Input material:
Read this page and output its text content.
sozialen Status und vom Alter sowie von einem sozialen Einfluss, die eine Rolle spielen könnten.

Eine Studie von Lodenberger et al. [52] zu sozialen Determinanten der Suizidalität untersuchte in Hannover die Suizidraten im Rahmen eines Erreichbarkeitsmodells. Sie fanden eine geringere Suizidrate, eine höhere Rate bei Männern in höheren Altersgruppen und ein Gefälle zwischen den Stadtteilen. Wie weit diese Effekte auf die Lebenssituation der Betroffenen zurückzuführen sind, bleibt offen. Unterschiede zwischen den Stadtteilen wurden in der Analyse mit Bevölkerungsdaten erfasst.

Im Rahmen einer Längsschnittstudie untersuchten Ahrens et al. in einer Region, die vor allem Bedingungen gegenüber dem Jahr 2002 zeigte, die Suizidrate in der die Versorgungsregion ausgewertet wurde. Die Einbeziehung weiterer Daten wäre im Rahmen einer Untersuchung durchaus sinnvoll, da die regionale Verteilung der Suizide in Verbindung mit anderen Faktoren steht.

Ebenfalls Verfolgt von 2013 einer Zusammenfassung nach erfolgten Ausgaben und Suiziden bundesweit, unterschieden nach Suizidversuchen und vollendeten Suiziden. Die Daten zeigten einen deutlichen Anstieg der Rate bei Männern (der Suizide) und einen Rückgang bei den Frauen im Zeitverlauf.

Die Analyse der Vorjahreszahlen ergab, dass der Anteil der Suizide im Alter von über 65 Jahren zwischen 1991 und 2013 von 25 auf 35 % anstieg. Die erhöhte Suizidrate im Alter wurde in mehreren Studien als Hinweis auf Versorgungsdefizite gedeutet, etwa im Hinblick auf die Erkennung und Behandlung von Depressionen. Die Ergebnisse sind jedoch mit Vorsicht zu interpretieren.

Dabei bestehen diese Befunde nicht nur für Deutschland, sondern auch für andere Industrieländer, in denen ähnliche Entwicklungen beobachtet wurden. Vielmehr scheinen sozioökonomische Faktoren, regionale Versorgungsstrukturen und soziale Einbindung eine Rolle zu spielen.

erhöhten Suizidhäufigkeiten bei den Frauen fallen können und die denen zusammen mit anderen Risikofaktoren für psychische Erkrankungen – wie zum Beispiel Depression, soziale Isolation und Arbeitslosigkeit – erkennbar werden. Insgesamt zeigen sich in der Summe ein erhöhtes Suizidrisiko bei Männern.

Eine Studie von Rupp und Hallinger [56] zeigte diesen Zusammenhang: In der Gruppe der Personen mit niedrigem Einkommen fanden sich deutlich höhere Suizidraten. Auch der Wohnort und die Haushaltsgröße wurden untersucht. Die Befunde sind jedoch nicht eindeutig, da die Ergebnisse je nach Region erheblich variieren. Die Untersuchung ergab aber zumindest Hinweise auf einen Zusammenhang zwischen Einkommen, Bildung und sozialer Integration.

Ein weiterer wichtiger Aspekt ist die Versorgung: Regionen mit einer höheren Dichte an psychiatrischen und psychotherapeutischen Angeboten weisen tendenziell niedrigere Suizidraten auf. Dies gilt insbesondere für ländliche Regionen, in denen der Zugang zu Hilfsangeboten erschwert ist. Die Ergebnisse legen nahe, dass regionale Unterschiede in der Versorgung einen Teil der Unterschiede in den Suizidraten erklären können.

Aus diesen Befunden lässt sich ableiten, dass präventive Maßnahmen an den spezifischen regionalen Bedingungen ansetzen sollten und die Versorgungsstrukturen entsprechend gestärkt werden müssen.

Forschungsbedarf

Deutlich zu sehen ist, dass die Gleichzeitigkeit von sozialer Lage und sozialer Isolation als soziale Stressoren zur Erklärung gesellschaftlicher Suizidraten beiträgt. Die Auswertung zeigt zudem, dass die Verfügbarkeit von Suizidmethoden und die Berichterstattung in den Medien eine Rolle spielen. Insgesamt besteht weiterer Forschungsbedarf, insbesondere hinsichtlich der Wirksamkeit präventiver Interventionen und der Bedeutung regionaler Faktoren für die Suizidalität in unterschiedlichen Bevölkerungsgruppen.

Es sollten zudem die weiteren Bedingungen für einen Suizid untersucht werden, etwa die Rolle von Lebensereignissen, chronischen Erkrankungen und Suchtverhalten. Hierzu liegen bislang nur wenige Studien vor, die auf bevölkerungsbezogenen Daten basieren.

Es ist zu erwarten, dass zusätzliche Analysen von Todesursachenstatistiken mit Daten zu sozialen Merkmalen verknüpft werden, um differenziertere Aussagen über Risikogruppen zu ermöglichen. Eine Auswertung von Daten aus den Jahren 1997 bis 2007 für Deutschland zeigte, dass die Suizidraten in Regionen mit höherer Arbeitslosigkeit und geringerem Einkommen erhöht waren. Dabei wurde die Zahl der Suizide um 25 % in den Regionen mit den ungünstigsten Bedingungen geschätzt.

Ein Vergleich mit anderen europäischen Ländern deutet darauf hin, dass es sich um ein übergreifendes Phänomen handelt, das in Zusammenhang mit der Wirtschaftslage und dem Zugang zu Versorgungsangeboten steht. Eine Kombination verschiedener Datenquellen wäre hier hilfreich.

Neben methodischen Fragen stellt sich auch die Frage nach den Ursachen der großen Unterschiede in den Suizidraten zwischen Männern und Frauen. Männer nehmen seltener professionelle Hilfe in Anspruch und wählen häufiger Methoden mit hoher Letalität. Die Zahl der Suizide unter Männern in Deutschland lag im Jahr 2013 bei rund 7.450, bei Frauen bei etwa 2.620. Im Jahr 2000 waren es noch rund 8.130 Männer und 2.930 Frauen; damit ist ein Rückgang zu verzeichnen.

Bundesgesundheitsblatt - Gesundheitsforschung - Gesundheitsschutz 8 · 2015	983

Set task: Quote the whole listing above, leaving nothing out.

Task result:
Read this page and output its text content.
sozialen Status und vom Alter sowie von einem sozialen Einfluss, die eine Rolle spielen könnten.

Eine Studie von Lodenberger et al. [52] zu sozialen Determinanten der Suizidalität untersuchte in Hannover die Suizidraten im Rahmen eines Erreichbarkeitsmodells. Sie fanden eine geringere Suizidrate, eine höhere Rate bei Männern in höheren Altersgruppen und ein Gefälle zwischen den Stadtteilen. Wie weit diese Effekte auf die Lebenssituation der Betroffenen zurückzuführen sind, bleibt offen. Unterschiede zwischen den Stadtteilen wurden in der Analyse mit Bevölkerungsdaten erfasst.

Im Rahmen einer Längsschnittstudie untersuchten Ahrens et al. in einer Region, die vor allem Bedingungen gegenüber dem Jahr 2002 zeigte, die Suizidrate in der die Versorgungsregion ausgewertet wurde. Die Einbeziehung weiterer Daten wäre im Rahmen einer Untersuchung durchaus sinnvoll, da die regionale Verteilung der Suizide in Verbindung mit anderen Faktoren steht.

Ebenfalls Verfolgt von 2013 einer Zusammenfassung nach erfolgten Ausgaben und Suiziden bundesweit, unterschieden nach Suizidversuchen und vollendeten Suiziden. Die Daten zeigten einen deutlichen Anstieg der Rate bei Männern (der Suizide) und einen Rückgang bei den Frauen im Zeitverlauf.

Die Analyse der Vorjahreszahlen ergab, dass der Anteil der Suizide im Alter von über 65 Jahren zwischen 1991 und 2013 von 25 auf 35 % anstieg. Die erhöhte Suizidrate im Alter wurde in mehreren Studien als Hinweis auf Versorgungsdefizite gedeutet, etwa im Hinblick auf die Erkennung und Behandlung von Depressionen. Die Ergebnisse sind jedoch mit Vorsicht zu interpretieren.

Dabei bestehen diese Befunde nicht nur für Deutschland, sondern auch für andere Industrieländer, in denen ähnliche Entwicklungen beobachtet wurden. Vielmehr scheinen sozioökonomische Faktoren, regionale Versorgungsstrukturen und soziale Einbindung eine Rolle zu spielen.

erhöhten Suizidhäufigkeiten bei den Frauen fallen können und die denen zusammen mit anderen Risikofaktoren für psychische Erkrankungen – wie zum Beispiel Depression, soziale Isolation und Arbeitslosigkeit – erkennbar werden. Insgesamt zeigen sich in der Summe ein erhöhtes Suizidrisiko bei Männern.

Eine Studie von Rupp und Hallinger [56] zeigte diesen Zusammenhang: In der Gruppe der Personen mit niedrigem Einkommen fanden sich deutlich höhere Suizidraten. Auch der Wohnort und die Haushaltsgröße wurden untersucht. Die Befunde sind jedoch nicht eindeutig, da die Ergebnisse je nach Region erheblich variieren. Die Untersuchung ergab aber zumindest Hinweise auf einen Zusammenhang zwischen Einkommen, Bildung und sozialer Integration.

Ein weiterer wichtiger Aspekt ist die Versorgung: Regionen mit einer höheren Dichte an psychiatrischen und psychotherapeutischen Angeboten weisen tendenziell niedrigere Suizidraten auf. Dies gilt insbesondere für ländliche Regionen, in denen der Zugang zu Hilfsangeboten erschwert ist. Die Ergebnisse legen nahe, dass regionale Unterschiede in der Versorgung einen Teil der Unterschiede in den Suizidraten erklären können.

Aus diesen Befunden lässt sich ableiten, dass präventive Maßnahmen an den spezifischen regionalen Bedingungen ansetzen sollten und die Versorgungsstrukturen entsprechend gestärkt werden müssen.

Forschungsbedarf

Deutlich zu sehen ist, dass die Gleichzeitigkeit von sozialer Lage und sozialer Isolation als soziale Stressoren zur Erklärung gesellschaftlicher Suizidraten beiträgt. Die Auswertung zeigt zudem, dass die Verfügbarkeit von Suizidmethoden und die Berichterstattung in den Medien eine Rolle spielen. Insgesamt besteht weiterer Forschungsbedarf, insbesondere hinsichtlich der Wirksamkeit präventiver Interventionen und der Bedeutung regionaler Faktoren für die Suizidalität in unterschiedlichen Bevölkerungsgruppen.

Es sollten zudem die weiteren Bedingungen für einen Suizid untersucht werden, etwa die Rolle von Lebensereignissen, chronischen Erkrankungen und Suchtverhalten. Hierzu liegen bislang nur wenige Studien vor, die auf bevölkerungsbezogenen Daten basieren.

Es ist zu erwarten, dass zusätzliche Analysen von Todesursachenstatistiken mit Daten zu sozialen Merkmalen verknüpft werden, um differenziertere Aussagen über Risikogruppen zu ermöglichen. Eine Auswertung von Daten aus den Jahren 1997 bis 2007 für Deutschland zeigte, dass die Suizidraten in Regionen mit höherer Arbeitslosigkeit und geringerem Einkommen erhöht waren. Dabei wurde die Zahl der Suizide um 25 % in den Regionen mit den ungünstigsten Bedingungen geschätzt.

Ein Vergleich mit anderen europäischen Ländern deutet darauf hin, dass es sich um ein übergreifendes Phänomen handelt, das in Zusammenhang mit der Wirtschaftslage und dem Zugang zu Versorgungsangeboten steht. Eine Kombination verschiedener Datenquellen wäre hier hilfreich.

Neben methodischen Fragen stellt sich auch die Frage nach den Ursachen der großen Unterschiede in den Suizidraten zwischen Männern und Frauen. Männer nehmen seltener professionelle Hilfe in Anspruch und wählen häufiger Methoden mit hoher Letalität. Die Zahl der Suizide unter Männern in Deutschland lag im Jahr 2013 bei rund 7.450, bei Frauen bei etwa 2.620. Im Jahr 2000 waren es noch rund 8.130 Männer und 2.930 Frauen; damit ist ein Rückgang zu verzeichnen.

Bundesgesundheitsblatt - Gesundheitsforschung - Gesundheitsschutz 8 · 2015	983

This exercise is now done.